### RECORDS SUPPLIED
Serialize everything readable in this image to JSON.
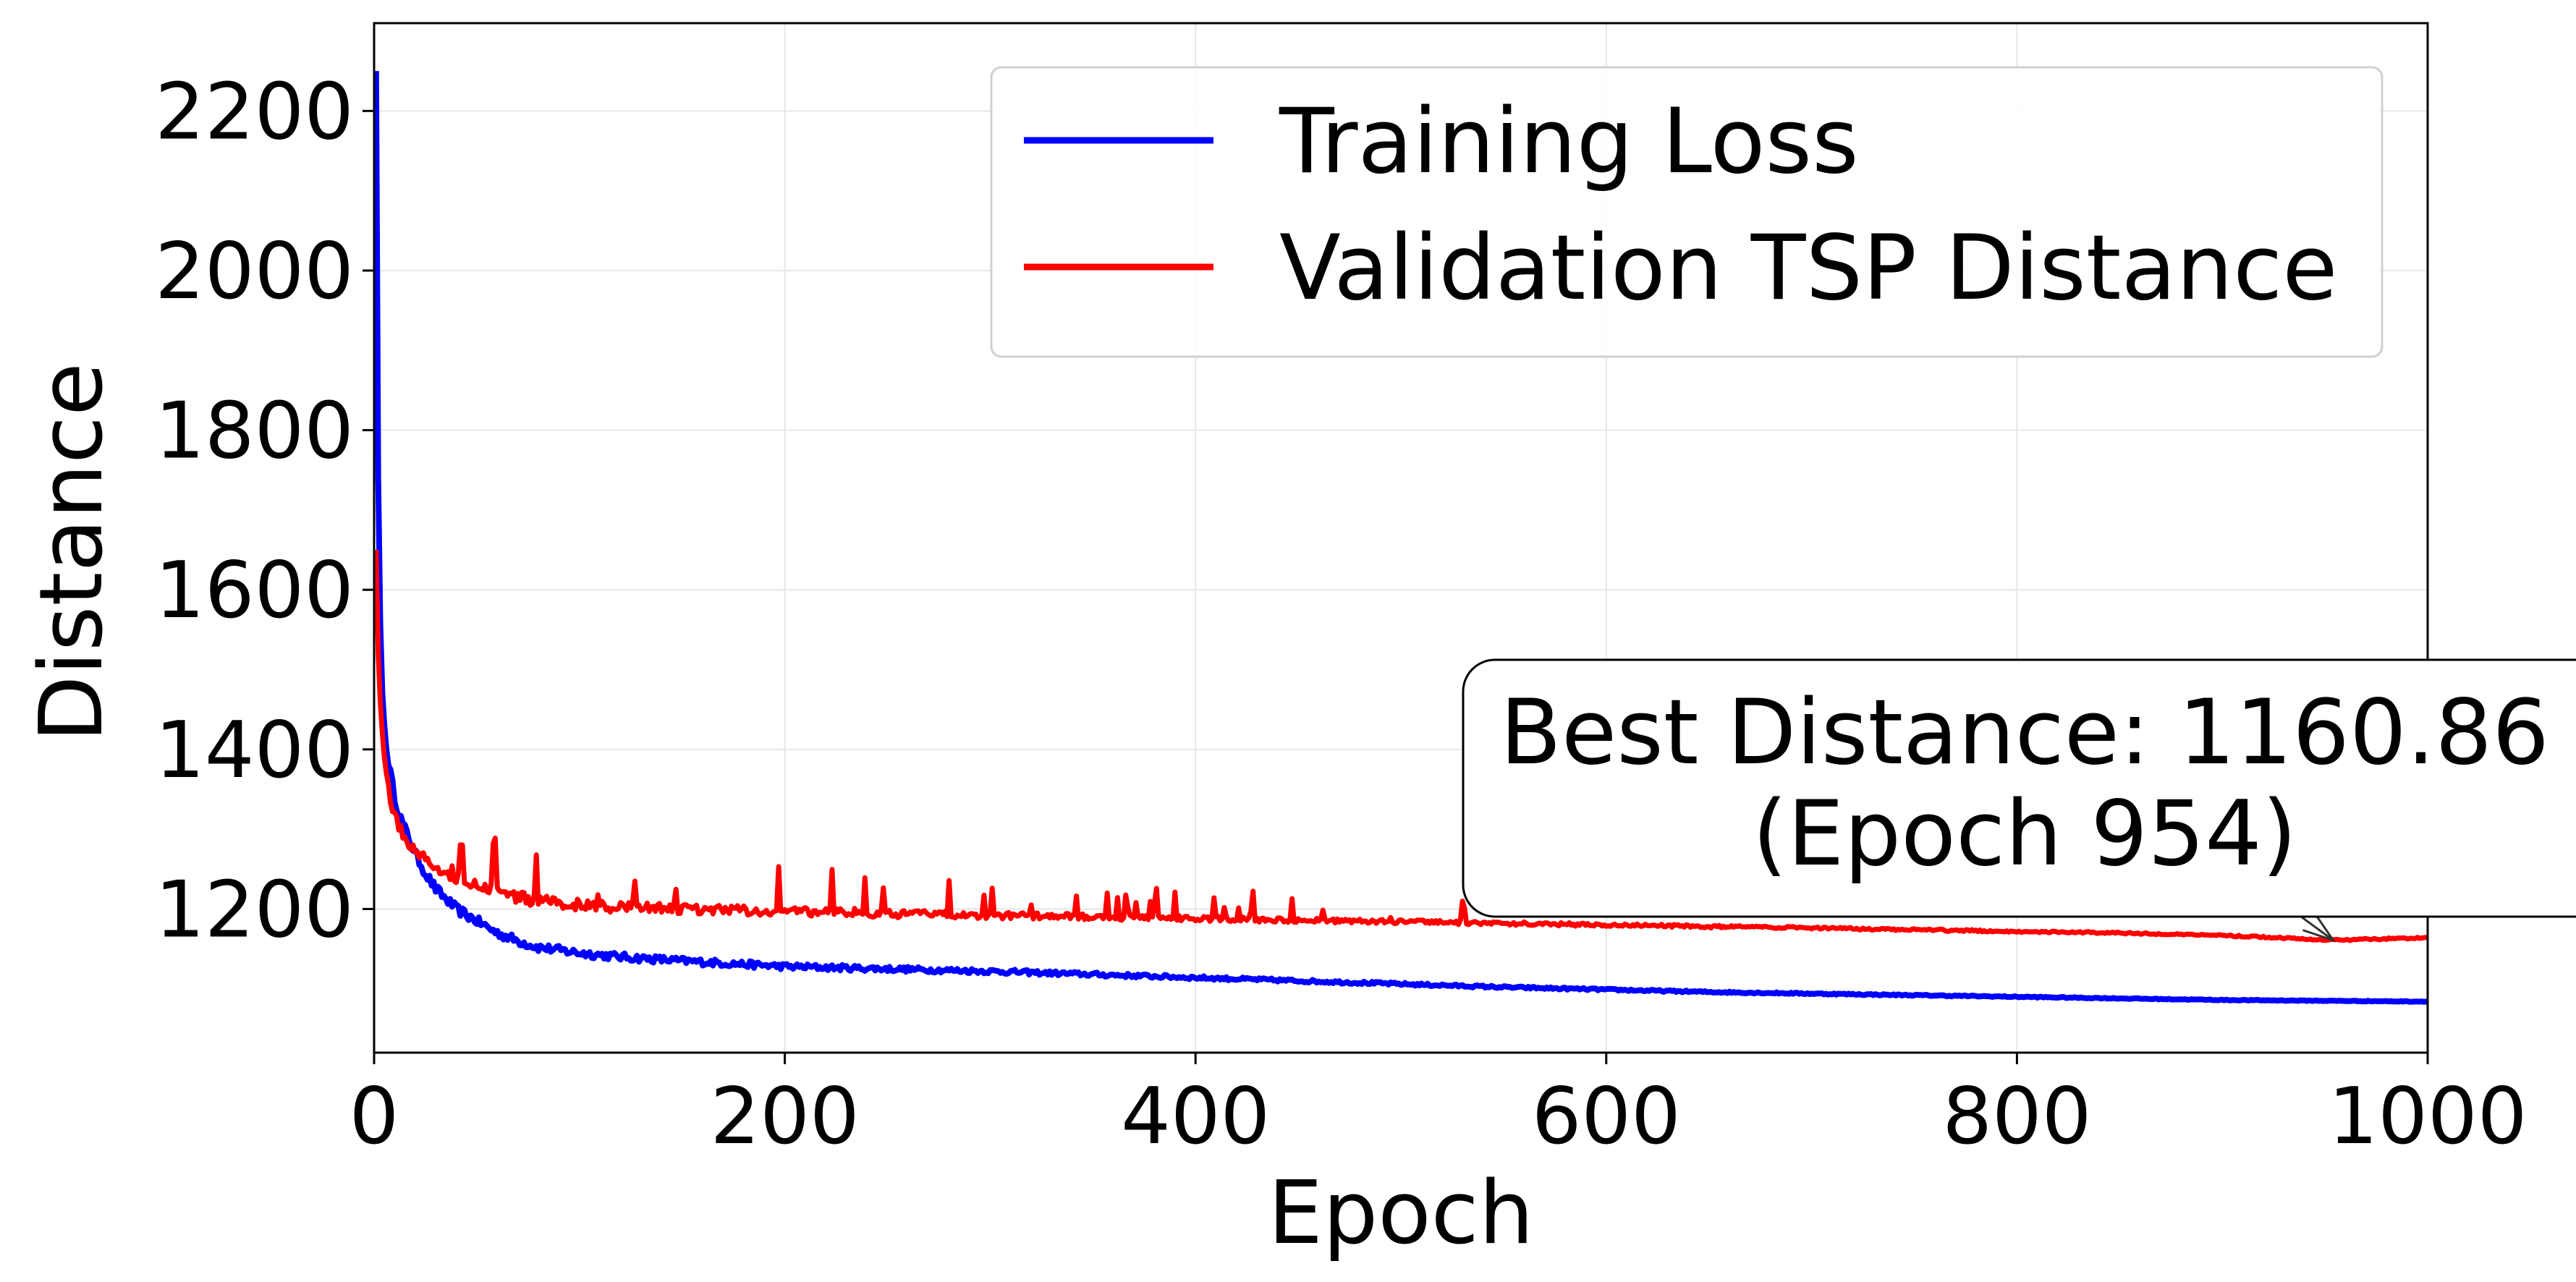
{
  "chart_data": {
    "type": "line",
    "title": "",
    "xlabel": "Epoch",
    "ylabel": "Distance",
    "xlim": [
      0,
      1000
    ],
    "ylim": [
      1020,
      2310
    ],
    "xticks": [
      0,
      200,
      400,
      600,
      800,
      1000
    ],
    "yticks": [
      1200,
      1400,
      1600,
      1800,
      2000,
      2200
    ],
    "grid": true,
    "legend_position": "top-right",
    "series": [
      {
        "name": "Training Loss",
        "color": "#0000ff",
        "x": [
          1,
          2,
          3,
          4,
          5,
          6,
          8,
          10,
          12,
          15,
          20,
          25,
          30,
          40,
          50,
          60,
          70,
          80,
          100,
          120,
          150,
          200,
          250,
          300,
          350,
          400,
          450,
          500,
          550,
          600,
          650,
          700,
          750,
          800,
          850,
          900,
          950,
          1000
        ],
        "values": [
          2250,
          1740,
          1560,
          1470,
          1430,
          1400,
          1370,
          1340,
          1320,
          1300,
          1270,
          1245,
          1225,
          1200,
          1185,
          1170,
          1160,
          1152,
          1145,
          1140,
          1135,
          1128,
          1125,
          1122,
          1118,
          1114,
          1110,
          1106,
          1102,
          1099,
          1096,
          1094,
          1092,
          1090,
          1088,
          1086,
          1085,
          1084
        ]
      },
      {
        "name": "Validation TSP Distance",
        "color": "#ff0000",
        "x": [
          1,
          2,
          3,
          4,
          5,
          6,
          8,
          10,
          12,
          15,
          20,
          25,
          30,
          40,
          50,
          60,
          70,
          80,
          100,
          120,
          150,
          200,
          250,
          300,
          350,
          400,
          450,
          500,
          550,
          600,
          650,
          700,
          750,
          800,
          850,
          900,
          954,
          1000
        ],
        "values": [
          1650,
          1520,
          1460,
          1420,
          1390,
          1370,
          1340,
          1320,
          1300,
          1290,
          1275,
          1260,
          1250,
          1240,
          1232,
          1222,
          1215,
          1210,
          1205,
          1202,
          1200,
          1197,
          1194,
          1192,
          1190,
          1188,
          1186,
          1184,
          1182,
          1180,
          1178,
          1176,
          1174,
          1172,
          1170,
          1167,
          1161,
          1164
        ]
      }
    ],
    "annotation": {
      "line1": "Best Distance: 1160.86",
      "line2": "(Epoch 954)",
      "x": 954,
      "y": 1160.86
    }
  }
}
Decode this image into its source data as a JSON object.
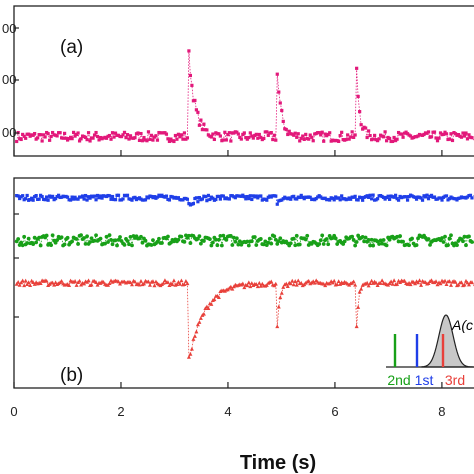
{
  "chart_data": [
    {
      "type": "scatter",
      "panel_label": "(a)",
      "xlim": [
        0,
        8.6
      ],
      "y_tick_labels": [
        "00",
        "00",
        "00"
      ],
      "series": [
        {
          "color": "#e2187a",
          "marker": "square",
          "baseline": 0,
          "noise": 0.05,
          "peaks": [
            {
              "t": 3.25,
              "height": 1.0,
              "decay": 0.12
            },
            {
              "t": 4.9,
              "height": 0.85,
              "decay": 0.08
            },
            {
              "t": 6.4,
              "height": 0.75,
              "decay": 0.06
            }
          ]
        }
      ],
      "ylim": [
        -0.2,
        1.35
      ]
    },
    {
      "type": "scatter",
      "panel_label": "(b)",
      "xlabel": "Time (s)",
      "xlim": [
        0,
        8.6
      ],
      "x_ticks": [
        0,
        2,
        4,
        6,
        8
      ],
      "ylim": [
        -1.9,
        1.3
      ],
      "series": [
        {
          "color": "#1f3ee8",
          "marker": "square",
          "baseline": 1.0,
          "noise": 0.04,
          "peaks": [
            {
              "t": 3.25,
              "height": -0.12,
              "decay": 0.12
            },
            {
              "t": 4.9,
              "height": -0.1,
              "decay": 0.08
            },
            {
              "t": 6.4,
              "height": -0.06,
              "decay": 0.06
            }
          ]
        },
        {
          "color": "#18a018",
          "marker": "circle",
          "baseline": 0.35,
          "noise": 0.08,
          "peaks": []
        },
        {
          "color": "#e8403a",
          "marker": "triangle",
          "baseline": -0.3,
          "noise": 0.04,
          "peaks": [
            {
              "t": 3.25,
              "height": -1.25,
              "decay": 0.3
            },
            {
              "t": 4.9,
              "height": -0.9,
              "decay": 0.06
            },
            {
              "t": 6.4,
              "height": -0.8,
              "decay": 0.04
            }
          ]
        }
      ],
      "inset": {
        "label": "A(c",
        "order_labels": [
          {
            "text": "2nd",
            "color": "#18a018"
          },
          {
            "text": "1st",
            "color": "#1f3ee8"
          },
          {
            "text": "3rd",
            "color": "#e8403a"
          }
        ],
        "fill_color": "#c8c8c8"
      }
    }
  ]
}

### YOUR OBJECTIVE
Where a line holds "noise", copy it out.

### ANSWER TO THIS EXERCISE
          "noise": 0.05,
          "noise": 0.04,
          "noise": 0.08,
          "noise": 0.04,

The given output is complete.